**Provided data**
──────
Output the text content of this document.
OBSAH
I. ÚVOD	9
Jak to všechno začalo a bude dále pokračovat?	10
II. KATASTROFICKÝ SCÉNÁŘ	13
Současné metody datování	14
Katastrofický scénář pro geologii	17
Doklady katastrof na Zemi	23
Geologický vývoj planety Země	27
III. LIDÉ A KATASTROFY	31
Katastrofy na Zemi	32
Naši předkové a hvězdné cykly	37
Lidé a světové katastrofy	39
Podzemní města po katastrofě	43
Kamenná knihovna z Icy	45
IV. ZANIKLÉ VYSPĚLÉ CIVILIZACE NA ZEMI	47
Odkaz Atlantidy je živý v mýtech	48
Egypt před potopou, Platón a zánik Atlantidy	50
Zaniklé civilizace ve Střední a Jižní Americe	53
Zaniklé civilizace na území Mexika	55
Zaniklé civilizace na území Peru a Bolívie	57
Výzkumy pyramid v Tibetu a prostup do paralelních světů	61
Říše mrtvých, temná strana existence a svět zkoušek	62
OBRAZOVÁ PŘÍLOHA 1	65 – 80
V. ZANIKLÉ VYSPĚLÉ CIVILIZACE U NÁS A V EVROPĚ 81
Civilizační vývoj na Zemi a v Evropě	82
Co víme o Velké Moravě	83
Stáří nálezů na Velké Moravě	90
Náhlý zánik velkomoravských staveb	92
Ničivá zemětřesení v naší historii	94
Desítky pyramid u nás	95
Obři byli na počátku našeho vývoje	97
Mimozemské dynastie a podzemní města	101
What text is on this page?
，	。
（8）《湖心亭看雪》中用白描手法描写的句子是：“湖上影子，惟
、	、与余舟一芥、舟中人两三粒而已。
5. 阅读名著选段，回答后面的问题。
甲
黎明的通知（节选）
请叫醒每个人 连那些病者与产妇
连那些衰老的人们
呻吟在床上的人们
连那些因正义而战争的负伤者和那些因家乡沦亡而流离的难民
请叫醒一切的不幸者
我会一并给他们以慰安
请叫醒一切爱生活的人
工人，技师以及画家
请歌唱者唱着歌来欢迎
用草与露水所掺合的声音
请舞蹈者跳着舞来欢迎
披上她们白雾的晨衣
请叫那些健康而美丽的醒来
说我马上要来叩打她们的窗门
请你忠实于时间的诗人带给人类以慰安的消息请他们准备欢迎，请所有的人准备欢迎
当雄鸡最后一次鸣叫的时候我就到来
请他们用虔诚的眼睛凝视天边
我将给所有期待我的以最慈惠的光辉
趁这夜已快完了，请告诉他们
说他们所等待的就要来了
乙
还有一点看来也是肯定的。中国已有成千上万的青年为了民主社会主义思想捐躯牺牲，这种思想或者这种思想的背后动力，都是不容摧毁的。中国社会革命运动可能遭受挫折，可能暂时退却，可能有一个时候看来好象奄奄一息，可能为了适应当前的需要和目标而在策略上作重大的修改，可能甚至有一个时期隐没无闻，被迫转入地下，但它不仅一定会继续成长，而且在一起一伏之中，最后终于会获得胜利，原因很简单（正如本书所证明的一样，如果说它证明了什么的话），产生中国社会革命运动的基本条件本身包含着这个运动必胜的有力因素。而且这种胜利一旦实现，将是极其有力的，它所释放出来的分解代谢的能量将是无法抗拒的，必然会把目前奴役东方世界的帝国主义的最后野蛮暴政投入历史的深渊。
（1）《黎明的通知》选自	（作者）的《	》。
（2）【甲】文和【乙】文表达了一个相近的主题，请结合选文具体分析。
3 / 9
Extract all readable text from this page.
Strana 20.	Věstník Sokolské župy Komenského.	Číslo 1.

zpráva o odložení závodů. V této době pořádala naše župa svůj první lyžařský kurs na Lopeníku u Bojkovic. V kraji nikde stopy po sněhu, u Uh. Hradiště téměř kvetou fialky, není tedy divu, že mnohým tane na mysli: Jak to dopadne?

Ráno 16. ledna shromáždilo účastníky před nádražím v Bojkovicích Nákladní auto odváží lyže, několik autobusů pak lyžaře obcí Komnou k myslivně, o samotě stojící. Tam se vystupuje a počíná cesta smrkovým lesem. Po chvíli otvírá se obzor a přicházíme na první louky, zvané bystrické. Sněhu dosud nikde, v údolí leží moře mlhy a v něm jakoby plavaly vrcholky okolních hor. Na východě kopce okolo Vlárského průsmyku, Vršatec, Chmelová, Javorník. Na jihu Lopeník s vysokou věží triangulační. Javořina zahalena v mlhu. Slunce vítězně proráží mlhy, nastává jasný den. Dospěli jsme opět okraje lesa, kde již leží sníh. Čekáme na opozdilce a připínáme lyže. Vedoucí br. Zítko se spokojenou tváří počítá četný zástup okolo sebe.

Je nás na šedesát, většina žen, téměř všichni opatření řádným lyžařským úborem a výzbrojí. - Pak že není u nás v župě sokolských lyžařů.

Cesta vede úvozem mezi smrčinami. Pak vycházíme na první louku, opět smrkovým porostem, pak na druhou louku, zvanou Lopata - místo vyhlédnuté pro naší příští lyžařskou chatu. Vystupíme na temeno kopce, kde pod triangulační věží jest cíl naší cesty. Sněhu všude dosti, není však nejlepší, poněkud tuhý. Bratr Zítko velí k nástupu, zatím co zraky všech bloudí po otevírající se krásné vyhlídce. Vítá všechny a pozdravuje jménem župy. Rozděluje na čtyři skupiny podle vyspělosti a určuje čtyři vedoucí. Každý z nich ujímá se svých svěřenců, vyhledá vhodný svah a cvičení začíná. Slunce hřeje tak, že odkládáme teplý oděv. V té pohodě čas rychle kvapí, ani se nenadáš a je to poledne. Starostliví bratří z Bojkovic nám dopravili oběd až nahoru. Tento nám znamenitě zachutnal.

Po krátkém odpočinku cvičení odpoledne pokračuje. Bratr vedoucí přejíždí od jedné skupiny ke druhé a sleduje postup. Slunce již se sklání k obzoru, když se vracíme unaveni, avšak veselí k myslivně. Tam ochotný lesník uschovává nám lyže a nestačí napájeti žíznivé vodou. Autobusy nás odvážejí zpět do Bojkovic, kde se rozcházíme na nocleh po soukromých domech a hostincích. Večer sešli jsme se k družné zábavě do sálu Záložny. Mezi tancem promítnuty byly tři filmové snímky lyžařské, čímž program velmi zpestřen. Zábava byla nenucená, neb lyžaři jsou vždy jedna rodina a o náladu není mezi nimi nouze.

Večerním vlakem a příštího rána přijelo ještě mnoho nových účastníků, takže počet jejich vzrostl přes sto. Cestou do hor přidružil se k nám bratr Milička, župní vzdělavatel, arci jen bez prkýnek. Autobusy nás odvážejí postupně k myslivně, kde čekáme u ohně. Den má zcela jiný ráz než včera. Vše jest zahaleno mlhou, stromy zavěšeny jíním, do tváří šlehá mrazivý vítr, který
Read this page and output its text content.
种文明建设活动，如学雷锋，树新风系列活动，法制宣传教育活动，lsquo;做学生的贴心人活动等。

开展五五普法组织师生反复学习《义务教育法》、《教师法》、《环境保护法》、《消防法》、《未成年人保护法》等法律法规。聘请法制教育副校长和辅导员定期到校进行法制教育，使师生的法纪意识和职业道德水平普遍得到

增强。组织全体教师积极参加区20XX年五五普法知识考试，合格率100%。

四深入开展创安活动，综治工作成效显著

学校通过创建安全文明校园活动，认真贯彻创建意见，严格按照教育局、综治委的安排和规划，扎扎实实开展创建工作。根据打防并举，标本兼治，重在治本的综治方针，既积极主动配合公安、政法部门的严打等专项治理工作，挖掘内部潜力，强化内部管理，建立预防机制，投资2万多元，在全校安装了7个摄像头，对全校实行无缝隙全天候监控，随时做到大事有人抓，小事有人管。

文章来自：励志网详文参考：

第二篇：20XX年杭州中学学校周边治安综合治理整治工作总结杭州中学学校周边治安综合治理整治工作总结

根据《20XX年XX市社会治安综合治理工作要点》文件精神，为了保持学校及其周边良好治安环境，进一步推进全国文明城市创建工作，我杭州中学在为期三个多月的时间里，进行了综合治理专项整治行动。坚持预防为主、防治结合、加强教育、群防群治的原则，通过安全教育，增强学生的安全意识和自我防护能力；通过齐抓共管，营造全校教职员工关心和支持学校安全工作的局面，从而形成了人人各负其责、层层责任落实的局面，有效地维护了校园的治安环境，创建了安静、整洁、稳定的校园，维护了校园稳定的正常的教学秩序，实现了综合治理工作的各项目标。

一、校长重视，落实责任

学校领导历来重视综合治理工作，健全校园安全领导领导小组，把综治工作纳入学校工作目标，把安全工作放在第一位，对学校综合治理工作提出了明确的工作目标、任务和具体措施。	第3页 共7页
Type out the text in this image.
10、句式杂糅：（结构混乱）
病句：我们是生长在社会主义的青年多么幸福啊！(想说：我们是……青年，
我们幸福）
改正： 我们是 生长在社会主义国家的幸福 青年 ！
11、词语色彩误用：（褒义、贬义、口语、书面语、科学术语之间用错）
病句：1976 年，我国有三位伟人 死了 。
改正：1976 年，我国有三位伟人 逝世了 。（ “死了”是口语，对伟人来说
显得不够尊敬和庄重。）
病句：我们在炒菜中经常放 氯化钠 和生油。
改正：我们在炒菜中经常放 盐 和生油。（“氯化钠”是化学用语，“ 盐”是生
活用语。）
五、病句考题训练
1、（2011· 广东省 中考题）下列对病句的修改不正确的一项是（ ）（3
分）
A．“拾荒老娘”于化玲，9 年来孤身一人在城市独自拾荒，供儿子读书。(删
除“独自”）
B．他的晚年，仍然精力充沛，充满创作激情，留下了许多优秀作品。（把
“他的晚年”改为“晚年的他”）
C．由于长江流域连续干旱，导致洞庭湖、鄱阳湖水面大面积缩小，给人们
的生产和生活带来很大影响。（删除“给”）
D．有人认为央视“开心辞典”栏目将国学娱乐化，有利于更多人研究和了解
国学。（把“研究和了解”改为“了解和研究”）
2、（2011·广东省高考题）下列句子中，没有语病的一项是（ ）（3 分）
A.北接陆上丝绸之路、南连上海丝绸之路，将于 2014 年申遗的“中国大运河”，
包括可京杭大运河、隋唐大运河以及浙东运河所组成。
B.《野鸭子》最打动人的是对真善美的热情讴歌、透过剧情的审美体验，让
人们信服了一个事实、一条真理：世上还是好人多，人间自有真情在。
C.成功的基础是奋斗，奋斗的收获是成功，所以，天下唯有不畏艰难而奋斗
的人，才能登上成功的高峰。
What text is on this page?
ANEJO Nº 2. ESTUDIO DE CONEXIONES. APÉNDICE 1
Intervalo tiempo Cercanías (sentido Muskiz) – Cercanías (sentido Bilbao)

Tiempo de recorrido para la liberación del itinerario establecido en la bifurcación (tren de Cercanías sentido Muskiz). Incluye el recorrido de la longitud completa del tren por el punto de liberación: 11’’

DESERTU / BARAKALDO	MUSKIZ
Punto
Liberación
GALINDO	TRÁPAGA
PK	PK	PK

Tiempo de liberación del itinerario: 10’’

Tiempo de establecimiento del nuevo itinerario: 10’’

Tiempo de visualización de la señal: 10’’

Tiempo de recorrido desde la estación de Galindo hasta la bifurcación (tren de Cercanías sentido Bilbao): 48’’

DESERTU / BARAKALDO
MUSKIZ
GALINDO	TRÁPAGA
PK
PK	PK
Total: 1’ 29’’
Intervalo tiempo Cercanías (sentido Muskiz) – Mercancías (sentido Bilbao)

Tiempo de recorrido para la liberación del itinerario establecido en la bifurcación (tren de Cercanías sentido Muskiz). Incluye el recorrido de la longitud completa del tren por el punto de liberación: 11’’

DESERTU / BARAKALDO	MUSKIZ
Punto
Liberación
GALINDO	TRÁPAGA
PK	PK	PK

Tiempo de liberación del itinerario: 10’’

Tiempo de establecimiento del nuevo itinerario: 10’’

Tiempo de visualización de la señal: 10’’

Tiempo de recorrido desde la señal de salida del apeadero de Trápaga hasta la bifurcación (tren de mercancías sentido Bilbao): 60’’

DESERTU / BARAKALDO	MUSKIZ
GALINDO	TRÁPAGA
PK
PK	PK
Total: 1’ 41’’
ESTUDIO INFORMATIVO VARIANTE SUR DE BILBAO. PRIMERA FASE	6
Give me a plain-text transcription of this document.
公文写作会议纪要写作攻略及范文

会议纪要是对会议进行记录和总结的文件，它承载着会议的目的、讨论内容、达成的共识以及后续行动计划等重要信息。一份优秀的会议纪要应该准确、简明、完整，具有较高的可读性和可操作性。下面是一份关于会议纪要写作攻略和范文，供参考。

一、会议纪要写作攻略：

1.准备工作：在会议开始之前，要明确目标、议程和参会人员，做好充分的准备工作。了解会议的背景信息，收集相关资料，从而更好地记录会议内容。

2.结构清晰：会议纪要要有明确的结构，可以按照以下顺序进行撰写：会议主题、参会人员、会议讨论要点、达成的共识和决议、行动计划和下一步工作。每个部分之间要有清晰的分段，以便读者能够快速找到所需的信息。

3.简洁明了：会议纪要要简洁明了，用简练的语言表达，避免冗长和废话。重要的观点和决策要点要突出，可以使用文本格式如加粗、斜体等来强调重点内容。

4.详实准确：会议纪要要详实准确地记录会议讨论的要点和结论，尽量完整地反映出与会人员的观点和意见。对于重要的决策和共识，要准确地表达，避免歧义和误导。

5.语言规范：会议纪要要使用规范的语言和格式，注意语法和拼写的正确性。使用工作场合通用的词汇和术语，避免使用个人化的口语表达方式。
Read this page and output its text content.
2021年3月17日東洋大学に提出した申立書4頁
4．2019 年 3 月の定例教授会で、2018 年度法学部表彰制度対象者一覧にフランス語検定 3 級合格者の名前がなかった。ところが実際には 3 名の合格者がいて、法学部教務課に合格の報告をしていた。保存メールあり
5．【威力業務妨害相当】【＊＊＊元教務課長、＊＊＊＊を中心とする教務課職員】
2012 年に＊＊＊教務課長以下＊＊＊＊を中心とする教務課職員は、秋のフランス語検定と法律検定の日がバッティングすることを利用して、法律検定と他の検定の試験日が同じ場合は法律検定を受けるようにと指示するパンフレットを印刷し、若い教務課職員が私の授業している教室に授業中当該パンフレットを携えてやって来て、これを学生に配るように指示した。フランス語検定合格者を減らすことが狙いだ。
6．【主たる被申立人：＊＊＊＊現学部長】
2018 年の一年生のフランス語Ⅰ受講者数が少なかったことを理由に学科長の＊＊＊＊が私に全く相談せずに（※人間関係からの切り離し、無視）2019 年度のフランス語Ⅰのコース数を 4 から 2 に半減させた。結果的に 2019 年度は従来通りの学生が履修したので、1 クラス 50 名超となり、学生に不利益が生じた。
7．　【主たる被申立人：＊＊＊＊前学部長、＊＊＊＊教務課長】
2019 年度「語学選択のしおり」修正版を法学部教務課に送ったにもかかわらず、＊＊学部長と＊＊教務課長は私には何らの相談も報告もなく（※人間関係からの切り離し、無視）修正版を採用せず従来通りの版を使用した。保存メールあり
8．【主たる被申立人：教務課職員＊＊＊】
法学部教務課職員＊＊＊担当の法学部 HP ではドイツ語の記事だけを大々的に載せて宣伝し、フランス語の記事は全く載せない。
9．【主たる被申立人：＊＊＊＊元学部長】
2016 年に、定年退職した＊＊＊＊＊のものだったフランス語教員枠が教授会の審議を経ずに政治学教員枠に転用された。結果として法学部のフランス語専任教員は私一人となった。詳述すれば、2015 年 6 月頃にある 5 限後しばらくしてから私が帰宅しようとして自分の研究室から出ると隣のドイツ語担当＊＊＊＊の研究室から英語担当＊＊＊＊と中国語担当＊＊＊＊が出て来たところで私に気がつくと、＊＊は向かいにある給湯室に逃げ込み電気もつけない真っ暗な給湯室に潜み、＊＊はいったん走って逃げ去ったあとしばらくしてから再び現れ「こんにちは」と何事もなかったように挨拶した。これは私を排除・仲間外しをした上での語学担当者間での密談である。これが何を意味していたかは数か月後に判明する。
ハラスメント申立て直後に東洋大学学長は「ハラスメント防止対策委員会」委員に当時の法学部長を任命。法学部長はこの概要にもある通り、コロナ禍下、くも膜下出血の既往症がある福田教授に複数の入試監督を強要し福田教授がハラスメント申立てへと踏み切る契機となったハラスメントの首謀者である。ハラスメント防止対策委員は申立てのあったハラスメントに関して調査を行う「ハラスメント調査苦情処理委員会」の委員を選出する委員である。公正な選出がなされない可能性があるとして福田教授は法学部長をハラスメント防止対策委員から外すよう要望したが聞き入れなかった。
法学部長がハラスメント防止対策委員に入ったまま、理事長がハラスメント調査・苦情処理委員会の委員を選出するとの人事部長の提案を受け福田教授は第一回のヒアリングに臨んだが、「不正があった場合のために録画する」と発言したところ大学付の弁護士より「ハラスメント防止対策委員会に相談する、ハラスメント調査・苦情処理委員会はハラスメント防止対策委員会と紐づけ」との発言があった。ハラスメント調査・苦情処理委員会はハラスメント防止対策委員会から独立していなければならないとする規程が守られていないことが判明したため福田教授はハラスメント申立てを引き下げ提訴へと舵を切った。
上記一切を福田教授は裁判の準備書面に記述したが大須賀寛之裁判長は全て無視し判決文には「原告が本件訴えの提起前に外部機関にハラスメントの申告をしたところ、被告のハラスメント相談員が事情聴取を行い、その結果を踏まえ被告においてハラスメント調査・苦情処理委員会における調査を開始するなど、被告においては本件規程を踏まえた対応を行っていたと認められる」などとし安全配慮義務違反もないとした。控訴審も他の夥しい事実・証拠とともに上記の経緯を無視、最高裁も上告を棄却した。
──────
**What is asked**
From the records given above, copy all lines containing "VYSPĚLÉ".

**Reply**
IV. ZANIKLÉ VYSPĚLÉ CIVILIZACE NA ZEMI	47
V. ZANIKLÉ VYSPĚLÉ CIVILIZACE U NÁS A V EVROPĚ 81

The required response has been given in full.